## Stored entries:
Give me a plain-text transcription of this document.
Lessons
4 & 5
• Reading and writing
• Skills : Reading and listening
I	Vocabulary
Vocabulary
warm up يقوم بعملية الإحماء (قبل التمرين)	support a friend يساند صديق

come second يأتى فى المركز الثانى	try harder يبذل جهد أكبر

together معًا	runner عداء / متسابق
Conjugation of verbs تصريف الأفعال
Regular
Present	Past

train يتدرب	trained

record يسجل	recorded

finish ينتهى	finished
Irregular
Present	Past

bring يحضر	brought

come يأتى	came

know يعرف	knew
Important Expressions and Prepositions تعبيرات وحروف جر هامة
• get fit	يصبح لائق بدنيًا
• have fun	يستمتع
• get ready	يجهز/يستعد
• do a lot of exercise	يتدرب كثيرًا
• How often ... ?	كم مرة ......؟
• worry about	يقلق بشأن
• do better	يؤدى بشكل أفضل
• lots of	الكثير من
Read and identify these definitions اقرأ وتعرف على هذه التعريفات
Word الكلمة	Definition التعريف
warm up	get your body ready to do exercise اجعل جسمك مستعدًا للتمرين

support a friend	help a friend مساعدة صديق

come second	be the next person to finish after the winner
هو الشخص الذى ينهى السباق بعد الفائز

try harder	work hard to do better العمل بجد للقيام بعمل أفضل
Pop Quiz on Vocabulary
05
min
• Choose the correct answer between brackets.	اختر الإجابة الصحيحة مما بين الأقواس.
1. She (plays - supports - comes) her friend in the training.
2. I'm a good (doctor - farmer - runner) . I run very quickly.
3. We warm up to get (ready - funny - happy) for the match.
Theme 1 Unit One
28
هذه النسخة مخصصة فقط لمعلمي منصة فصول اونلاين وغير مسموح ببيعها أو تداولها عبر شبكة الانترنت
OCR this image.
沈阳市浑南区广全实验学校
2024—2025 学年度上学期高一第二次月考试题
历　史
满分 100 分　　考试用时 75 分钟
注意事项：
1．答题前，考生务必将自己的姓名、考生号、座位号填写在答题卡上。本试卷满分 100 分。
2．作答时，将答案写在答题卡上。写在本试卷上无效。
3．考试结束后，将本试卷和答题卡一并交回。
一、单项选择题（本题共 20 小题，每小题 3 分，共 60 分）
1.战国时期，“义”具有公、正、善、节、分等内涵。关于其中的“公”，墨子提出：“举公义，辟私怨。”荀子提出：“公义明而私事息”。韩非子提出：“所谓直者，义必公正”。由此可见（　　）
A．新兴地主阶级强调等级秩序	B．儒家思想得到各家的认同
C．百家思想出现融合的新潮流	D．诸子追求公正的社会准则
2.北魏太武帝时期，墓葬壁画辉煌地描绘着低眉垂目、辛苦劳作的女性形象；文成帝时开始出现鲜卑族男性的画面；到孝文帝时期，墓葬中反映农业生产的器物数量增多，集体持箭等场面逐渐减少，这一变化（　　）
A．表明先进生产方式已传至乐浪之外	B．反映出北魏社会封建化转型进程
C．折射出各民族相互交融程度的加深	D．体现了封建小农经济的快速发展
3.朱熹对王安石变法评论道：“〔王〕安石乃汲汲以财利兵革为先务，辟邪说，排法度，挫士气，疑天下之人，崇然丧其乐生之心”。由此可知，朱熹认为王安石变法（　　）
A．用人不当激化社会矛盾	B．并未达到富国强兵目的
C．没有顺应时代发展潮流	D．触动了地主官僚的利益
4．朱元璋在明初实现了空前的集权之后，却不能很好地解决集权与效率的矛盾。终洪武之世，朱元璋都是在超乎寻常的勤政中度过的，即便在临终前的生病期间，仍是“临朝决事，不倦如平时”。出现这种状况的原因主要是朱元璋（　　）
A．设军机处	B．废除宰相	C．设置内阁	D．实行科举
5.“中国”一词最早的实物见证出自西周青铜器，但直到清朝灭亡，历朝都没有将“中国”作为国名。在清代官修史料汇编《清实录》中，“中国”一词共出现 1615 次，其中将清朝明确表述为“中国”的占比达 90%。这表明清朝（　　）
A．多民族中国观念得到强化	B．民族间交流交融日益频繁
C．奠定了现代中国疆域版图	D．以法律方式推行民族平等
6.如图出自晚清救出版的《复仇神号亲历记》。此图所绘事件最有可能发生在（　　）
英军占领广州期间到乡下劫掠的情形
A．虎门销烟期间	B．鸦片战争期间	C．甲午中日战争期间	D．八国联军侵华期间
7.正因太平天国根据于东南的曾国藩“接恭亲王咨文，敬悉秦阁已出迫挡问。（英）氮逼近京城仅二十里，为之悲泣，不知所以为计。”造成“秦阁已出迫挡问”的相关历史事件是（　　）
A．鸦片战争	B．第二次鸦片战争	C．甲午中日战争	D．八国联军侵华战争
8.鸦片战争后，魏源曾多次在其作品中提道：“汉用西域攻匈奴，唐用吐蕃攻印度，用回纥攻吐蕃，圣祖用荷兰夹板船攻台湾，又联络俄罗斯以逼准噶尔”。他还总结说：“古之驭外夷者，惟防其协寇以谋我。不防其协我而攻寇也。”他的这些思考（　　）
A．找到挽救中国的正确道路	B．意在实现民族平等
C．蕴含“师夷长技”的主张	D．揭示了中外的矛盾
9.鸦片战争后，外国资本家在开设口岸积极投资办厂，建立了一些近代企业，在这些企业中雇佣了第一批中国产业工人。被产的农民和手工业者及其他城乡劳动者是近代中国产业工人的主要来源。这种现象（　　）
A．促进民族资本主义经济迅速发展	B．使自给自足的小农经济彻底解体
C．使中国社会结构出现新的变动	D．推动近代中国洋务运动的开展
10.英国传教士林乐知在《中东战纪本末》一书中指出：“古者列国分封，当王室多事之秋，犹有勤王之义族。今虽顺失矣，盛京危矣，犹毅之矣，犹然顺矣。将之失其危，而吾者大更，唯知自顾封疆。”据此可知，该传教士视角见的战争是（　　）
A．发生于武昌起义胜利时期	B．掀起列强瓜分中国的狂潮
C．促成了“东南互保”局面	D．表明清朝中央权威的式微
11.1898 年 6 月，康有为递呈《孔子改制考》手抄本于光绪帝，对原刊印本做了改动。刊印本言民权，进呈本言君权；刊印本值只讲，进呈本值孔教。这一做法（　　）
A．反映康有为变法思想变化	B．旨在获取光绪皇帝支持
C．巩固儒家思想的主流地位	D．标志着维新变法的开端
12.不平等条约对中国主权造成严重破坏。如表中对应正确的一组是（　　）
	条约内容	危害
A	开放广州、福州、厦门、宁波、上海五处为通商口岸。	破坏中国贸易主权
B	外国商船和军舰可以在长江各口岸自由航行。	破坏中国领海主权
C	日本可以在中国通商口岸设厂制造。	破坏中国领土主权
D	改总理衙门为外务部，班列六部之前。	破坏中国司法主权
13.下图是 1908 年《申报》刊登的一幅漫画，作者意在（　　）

## AIM OF THE TASK:
Exactly how many lines contain "أفضل"? State the number and nothing else.

## SOLUTION TO THE PROBLEM:
2